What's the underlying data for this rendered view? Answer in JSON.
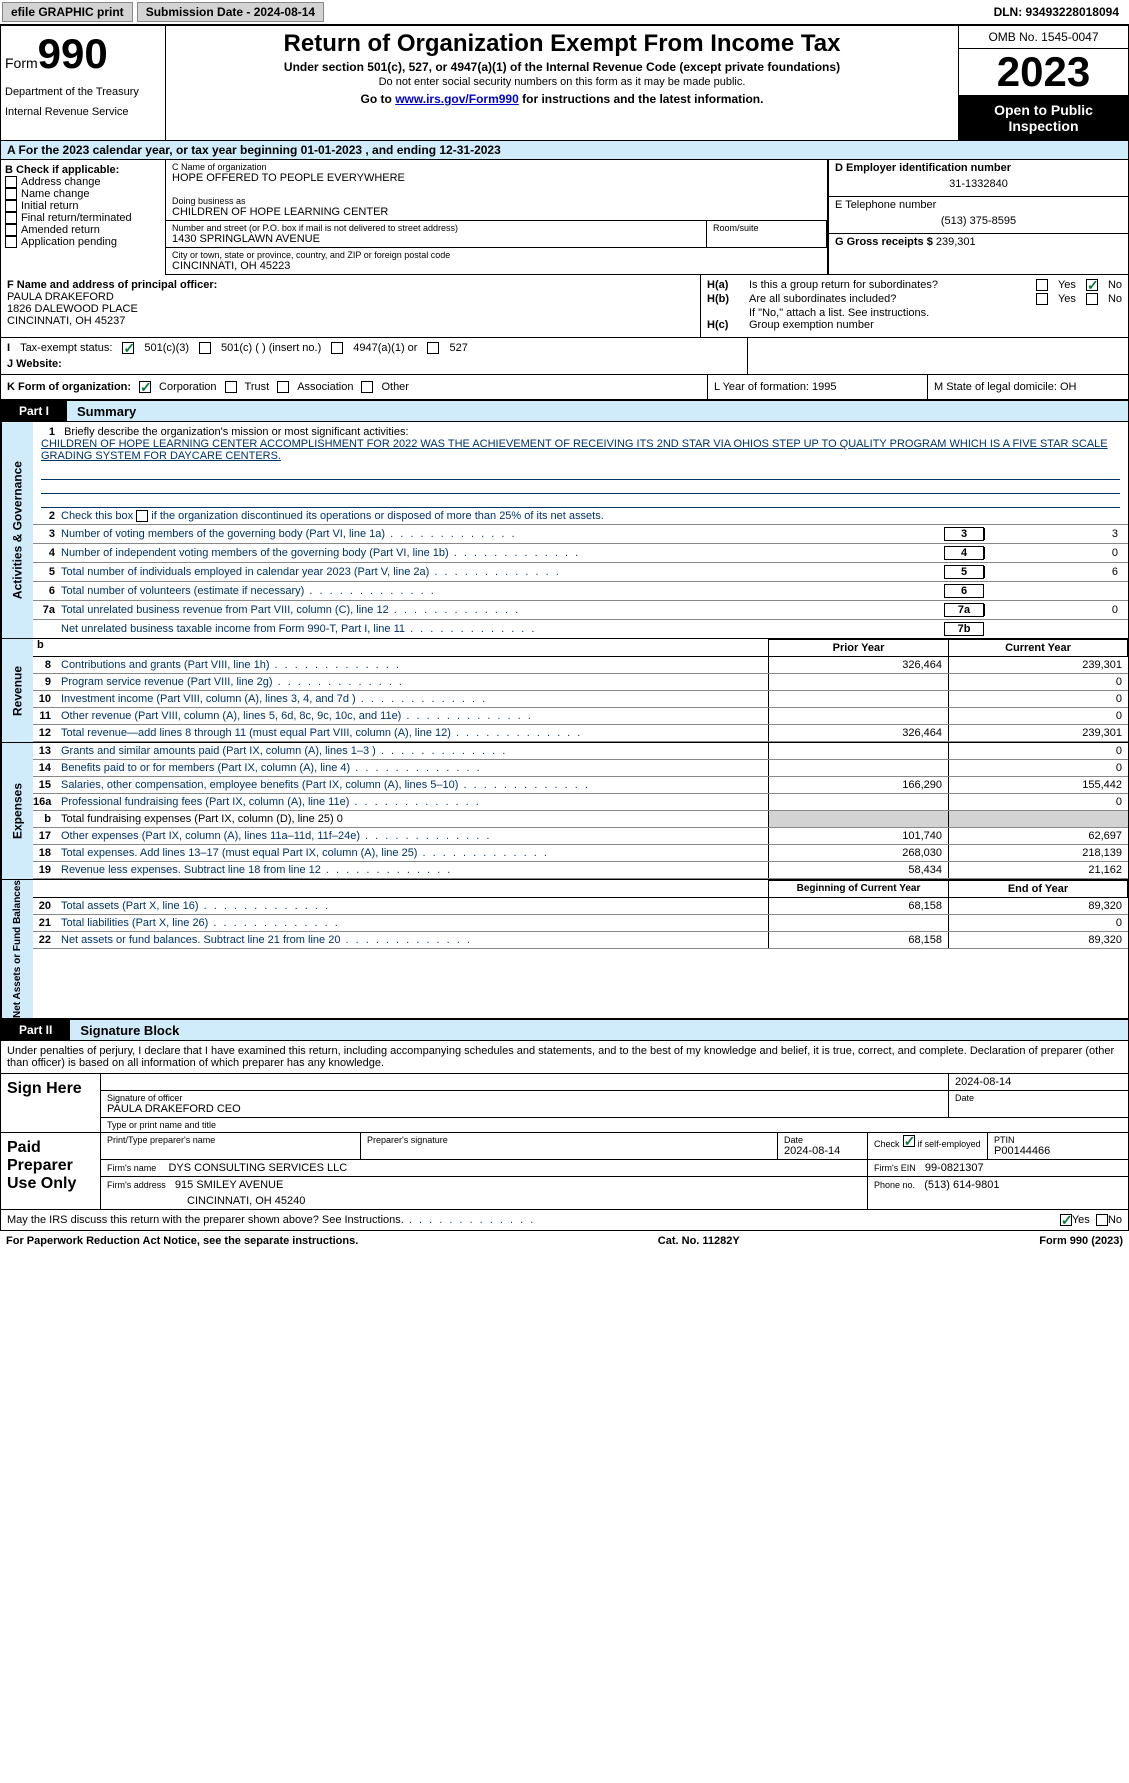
{
  "topbar": {
    "efile": "efile GRAPHIC print",
    "submission": "Submission Date - 2024-08-14",
    "dln": "DLN: 93493228018094"
  },
  "header": {
    "form_label": "Form",
    "form_num": "990",
    "dept": "Department of the Treasury",
    "irs": "Internal Revenue Service",
    "title": "Return of Organization Exempt From Income Tax",
    "sub": "Under section 501(c), 527, or 4947(a)(1) of the Internal Revenue Code (except private foundations)",
    "note": "Do not enter social security numbers on this form as it may be made public.",
    "link_pre": "Go to ",
    "link": "www.irs.gov/Form990",
    "link_post": " for instructions and the latest information.",
    "omb": "OMB No. 1545-0047",
    "year": "2023",
    "public": "Open to Public Inspection"
  },
  "section_a": "A   For the 2023 calendar year, or tax year beginning 01-01-2023   , and ending 12-31-2023",
  "col_b": {
    "label": "B Check if applicable:",
    "items": [
      "Address change",
      "Name change",
      "Initial return",
      "Final return/terminated",
      "Amended return",
      "Application pending"
    ]
  },
  "col_c": {
    "name_label": "C Name of organization",
    "name": "HOPE OFFERED TO PEOPLE EVERYWHERE",
    "dba_label": "Doing business as",
    "dba": "CHILDREN OF HOPE LEARNING CENTER",
    "street_label": "Number and street (or P.O. box if mail is not delivered to street address)",
    "street": "1430 SPRINGLAWN AVENUE",
    "room_label": "Room/suite",
    "city_label": "City or town, state or province, country, and ZIP or foreign postal code",
    "city": "CINCINNATI, OH  45223"
  },
  "col_d": {
    "ein_label": "D Employer identification number",
    "ein": "31-1332840",
    "phone_label": "E Telephone number",
    "phone": "(513) 375-8595",
    "gross_label": "G Gross receipts $",
    "gross": "239,301"
  },
  "row_f": {
    "label": "F  Name and address of principal officer:",
    "name": "PAULA DRAKEFORD",
    "street": "1826 DALEWOOD PLACE",
    "city": "CINCINNATI, OH  45237"
  },
  "row_h": {
    "ha": "Is this a group return for subordinates?",
    "hb": "Are all subordinates included?",
    "hb_note": "If \"No,\" attach a list. See instructions.",
    "hc": "Group exemption number",
    "yes": "Yes",
    "no": "No"
  },
  "row_i": {
    "label": "Tax-exempt status:",
    "o1": "501(c)(3)",
    "o2": "501(c) (  ) (insert no.)",
    "o3": "4947(a)(1) or",
    "o4": "527"
  },
  "row_j": {
    "label": "J   Website:"
  },
  "row_k": {
    "label": "K Form of organization:",
    "o1": "Corporation",
    "o2": "Trust",
    "o3": "Association",
    "o4": "Other",
    "l": "L Year of formation: 1995",
    "m": "M State of legal domicile: OH"
  },
  "part1": {
    "tab": "Part I",
    "title": "Summary"
  },
  "mission": {
    "label": "Briefly describe the organization's mission or most significant activities:",
    "text": "CHILDREN OF HOPE LEARNING CENTER ACCOMPLISHMENT FOR 2022 WAS THE ACHIEVEMENT OF RECEIVING ITS 2ND STAR VIA OHIOS STEP UP TO QUALITY PROGRAM WHICH IS A FIVE STAR SCALE GRADING SYSTEM FOR DAYCARE CENTERS."
  },
  "gov_lines": {
    "l2": "Check this box     if the organization discontinued its operations or disposed of more than 25% of its net assets.",
    "l3": {
      "t": "Number of voting members of the governing body (Part VI, line 1a)",
      "n": "3",
      "v": "3"
    },
    "l4": {
      "t": "Number of independent voting members of the governing body (Part VI, line 1b)",
      "n": "4",
      "v": "0"
    },
    "l5": {
      "t": "Total number of individuals employed in calendar year 2023 (Part V, line 2a)",
      "n": "5",
      "v": "6"
    },
    "l6": {
      "t": "Total number of volunteers (estimate if necessary)",
      "n": "6",
      "v": ""
    },
    "l7a": {
      "t": "Total unrelated business revenue from Part VIII, column (C), line 12",
      "n": "7a",
      "v": "0"
    },
    "l7b": {
      "t": "Net unrelated business taxable income from Form 990-T, Part I, line 11",
      "n": "7b",
      "v": ""
    }
  },
  "headers2": {
    "prior": "Prior Year",
    "current": "Current Year",
    "boy": "Beginning of Current Year",
    "eoy": "End of Year"
  },
  "revenue": [
    {
      "n": "8",
      "t": "Contributions and grants (Part VIII, line 1h)",
      "p": "326,464",
      "c": "239,301"
    },
    {
      "n": "9",
      "t": "Program service revenue (Part VIII, line 2g)",
      "p": "",
      "c": "0"
    },
    {
      "n": "10",
      "t": "Investment income (Part VIII, column (A), lines 3, 4, and 7d )",
      "p": "",
      "c": "0"
    },
    {
      "n": "11",
      "t": "Other revenue (Part VIII, column (A), lines 5, 6d, 8c, 9c, 10c, and 11e)",
      "p": "",
      "c": "0"
    },
    {
      "n": "12",
      "t": "Total revenue—add lines 8 through 11 (must equal Part VIII, column (A), line 12)",
      "p": "326,464",
      "c": "239,301"
    }
  ],
  "expenses": [
    {
      "n": "13",
      "t": "Grants and similar amounts paid (Part IX, column (A), lines 1–3 )",
      "p": "",
      "c": "0"
    },
    {
      "n": "14",
      "t": "Benefits paid to or for members (Part IX, column (A), line 4)",
      "p": "",
      "c": "0"
    },
    {
      "n": "15",
      "t": "Salaries, other compensation, employee benefits (Part IX, column (A), lines 5–10)",
      "p": "166,290",
      "c": "155,442"
    },
    {
      "n": "16a",
      "t": "Professional fundraising fees (Part IX, column (A), line 11e)",
      "p": "",
      "c": "0"
    },
    {
      "n": "b",
      "t": "Total fundraising expenses (Part IX, column (D), line 25) 0",
      "p": "grey",
      "c": "grey"
    },
    {
      "n": "17",
      "t": "Other expenses (Part IX, column (A), lines 11a–11d, 11f–24e)",
      "p": "101,740",
      "c": "62,697"
    },
    {
      "n": "18",
      "t": "Total expenses. Add lines 13–17 (must equal Part IX, column (A), line 25)",
      "p": "268,030",
      "c": "218,139"
    },
    {
      "n": "19",
      "t": "Revenue less expenses. Subtract line 18 from line 12",
      "p": "58,434",
      "c": "21,162"
    }
  ],
  "netassets": [
    {
      "n": "20",
      "t": "Total assets (Part X, line 16)",
      "p": "68,158",
      "c": "89,320"
    },
    {
      "n": "21",
      "t": "Total liabilities (Part X, line 26)",
      "p": "",
      "c": "0"
    },
    {
      "n": "22",
      "t": "Net assets or fund balances. Subtract line 21 from line 20",
      "p": "68,158",
      "c": "89,320"
    }
  ],
  "vlabels": {
    "gov": "Activities & Governance",
    "rev": "Revenue",
    "exp": "Expenses",
    "net": "Net Assets or Fund Balances"
  },
  "part2": {
    "tab": "Part II",
    "title": "Signature Block"
  },
  "perjury": "Under penalties of perjury, I declare that I have examined this return, including accompanying schedules and statements, and to the best of my knowledge and belief, it is true, correct, and complete. Declaration of preparer (other than officer) is based on all information of which preparer has any knowledge.",
  "sign": {
    "here": "Sign Here",
    "sig_label": "Signature of officer",
    "date_label": "Date",
    "date": "2024-08-14",
    "name": "PAULA DRAKEFORD CEO",
    "type_label": "Type or print name and title"
  },
  "paid": {
    "label": "Paid Preparer Use Only",
    "print_label": "Print/Type preparer's name",
    "sig_label": "Preparer's signature",
    "date_label": "Date",
    "date": "2024-08-14",
    "check_label": "Check",
    "self_emp": "if self-employed",
    "ptin_label": "PTIN",
    "ptin": "P00144466",
    "firm_name_label": "Firm's name",
    "firm_name": "DYS CONSULTING SERVICES LLC",
    "firm_ein_label": "Firm's EIN",
    "firm_ein": "99-0821307",
    "firm_addr_label": "Firm's address",
    "firm_addr": "915 SMILEY AVENUE",
    "firm_city": "CINCINNATI, OH  45240",
    "phone_label": "Phone no.",
    "phone": "(513) 614-9801"
  },
  "discuss": "May the IRS discuss this return with the preparer shown above? See Instructions.",
  "footer": {
    "left": "For Paperwork Reduction Act Notice, see the separate instructions.",
    "mid": "Cat. No. 11282Y",
    "right": "Form 990 (2023)"
  }
}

[Exercise prompt]: Pick each line holding the word "body" out of the listing.

[Task output]:
      "t": "Number of voting members of the governing body (Part VI, line 1a)",
      "t": "Number of independent voting members of the governing body (Part VI, line 1b)",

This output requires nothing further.